(Spatial annotation rows)

════════

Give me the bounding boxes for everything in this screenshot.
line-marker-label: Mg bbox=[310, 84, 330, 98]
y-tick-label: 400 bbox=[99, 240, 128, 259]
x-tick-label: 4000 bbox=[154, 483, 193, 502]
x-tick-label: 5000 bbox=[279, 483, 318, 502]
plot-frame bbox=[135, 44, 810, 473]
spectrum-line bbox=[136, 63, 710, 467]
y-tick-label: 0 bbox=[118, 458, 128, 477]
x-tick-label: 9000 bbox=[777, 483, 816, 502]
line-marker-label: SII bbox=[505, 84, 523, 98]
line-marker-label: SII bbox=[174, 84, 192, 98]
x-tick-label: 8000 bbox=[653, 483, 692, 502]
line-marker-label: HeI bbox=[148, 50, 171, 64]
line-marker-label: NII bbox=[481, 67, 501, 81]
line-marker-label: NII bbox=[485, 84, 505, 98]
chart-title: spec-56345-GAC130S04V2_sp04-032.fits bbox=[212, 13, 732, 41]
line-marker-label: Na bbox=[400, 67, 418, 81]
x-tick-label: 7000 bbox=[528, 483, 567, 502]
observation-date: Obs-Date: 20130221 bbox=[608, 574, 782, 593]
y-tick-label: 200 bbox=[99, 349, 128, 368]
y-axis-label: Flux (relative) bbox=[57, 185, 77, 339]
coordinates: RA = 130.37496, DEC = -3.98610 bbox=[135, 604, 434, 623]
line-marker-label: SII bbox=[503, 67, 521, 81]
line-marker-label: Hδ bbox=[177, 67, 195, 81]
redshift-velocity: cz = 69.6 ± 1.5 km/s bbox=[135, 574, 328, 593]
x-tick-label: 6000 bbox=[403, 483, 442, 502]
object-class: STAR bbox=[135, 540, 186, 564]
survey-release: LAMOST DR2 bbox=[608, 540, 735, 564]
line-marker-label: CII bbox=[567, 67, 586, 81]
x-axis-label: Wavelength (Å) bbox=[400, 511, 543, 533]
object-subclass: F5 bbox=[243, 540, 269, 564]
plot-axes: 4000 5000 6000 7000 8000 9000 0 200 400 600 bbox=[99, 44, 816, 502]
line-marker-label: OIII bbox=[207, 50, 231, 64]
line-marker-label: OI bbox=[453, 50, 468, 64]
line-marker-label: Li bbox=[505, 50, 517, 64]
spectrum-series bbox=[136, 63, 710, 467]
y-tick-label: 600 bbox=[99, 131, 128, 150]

════════

_Written instruction_.
Copy every row above word for word, keeping each line unchanged and in the same order.

_Written response_.
Give me the bounding boxes for everything in this screenshot.
line-marker-label: Mg bbox=[310, 84, 330, 98]
y-tick-label: 400 bbox=[99, 240, 128, 259]
x-tick-label: 4000 bbox=[154, 483, 193, 502]
x-tick-label: 5000 bbox=[279, 483, 318, 502]
plot-frame bbox=[135, 44, 810, 473]
spectrum-line bbox=[136, 63, 710, 467]
y-tick-label: 0 bbox=[118, 458, 128, 477]
x-tick-label: 9000 bbox=[777, 483, 816, 502]
line-marker-label: SII bbox=[505, 84, 523, 98]
line-marker-label: SII bbox=[174, 84, 192, 98]
x-tick-label: 8000 bbox=[653, 483, 692, 502]
line-marker-label: HeI bbox=[148, 50, 171, 64]
line-marker-label: NII bbox=[481, 67, 501, 81]
line-marker-label: NII bbox=[485, 84, 505, 98]
chart-title: spec-56345-GAC130S04V2_sp04-032.fits bbox=[212, 13, 732, 41]
line-marker-label: Na bbox=[400, 67, 418, 81]
x-tick-label: 7000 bbox=[528, 483, 567, 502]
observation-date: Obs-Date: 20130221 bbox=[608, 574, 782, 593]
y-tick-label: 200 bbox=[99, 349, 128, 368]
y-axis-label: Flux (relative) bbox=[57, 185, 77, 339]
coordinates: RA = 130.37496, DEC = -3.98610 bbox=[135, 604, 434, 623]
line-marker-label: SII bbox=[503, 67, 521, 81]
line-marker-label: Hδ bbox=[177, 67, 195, 81]
redshift-velocity: cz = 69.6 ± 1.5 km/s bbox=[135, 574, 328, 593]
x-tick-label: 6000 bbox=[403, 483, 442, 502]
object-class: STAR bbox=[135, 540, 186, 564]
survey-release: LAMOST DR2 bbox=[608, 540, 735, 564]
line-marker-label: CII bbox=[567, 67, 586, 81]
x-axis-label: Wavelength (Å) bbox=[400, 511, 543, 533]
object-subclass: F5 bbox=[243, 540, 269, 564]
plot-axes: 4000 5000 6000 7000 8000 9000 0 200 400 600 bbox=[99, 44, 816, 502]
line-marker-label: OIII bbox=[207, 50, 231, 64]
line-marker-label: OI bbox=[453, 50, 468, 64]
line-marker-label: Li bbox=[505, 50, 517, 64]
spectrum-series bbox=[136, 63, 710, 467]
y-tick-label: 600 bbox=[99, 131, 128, 150]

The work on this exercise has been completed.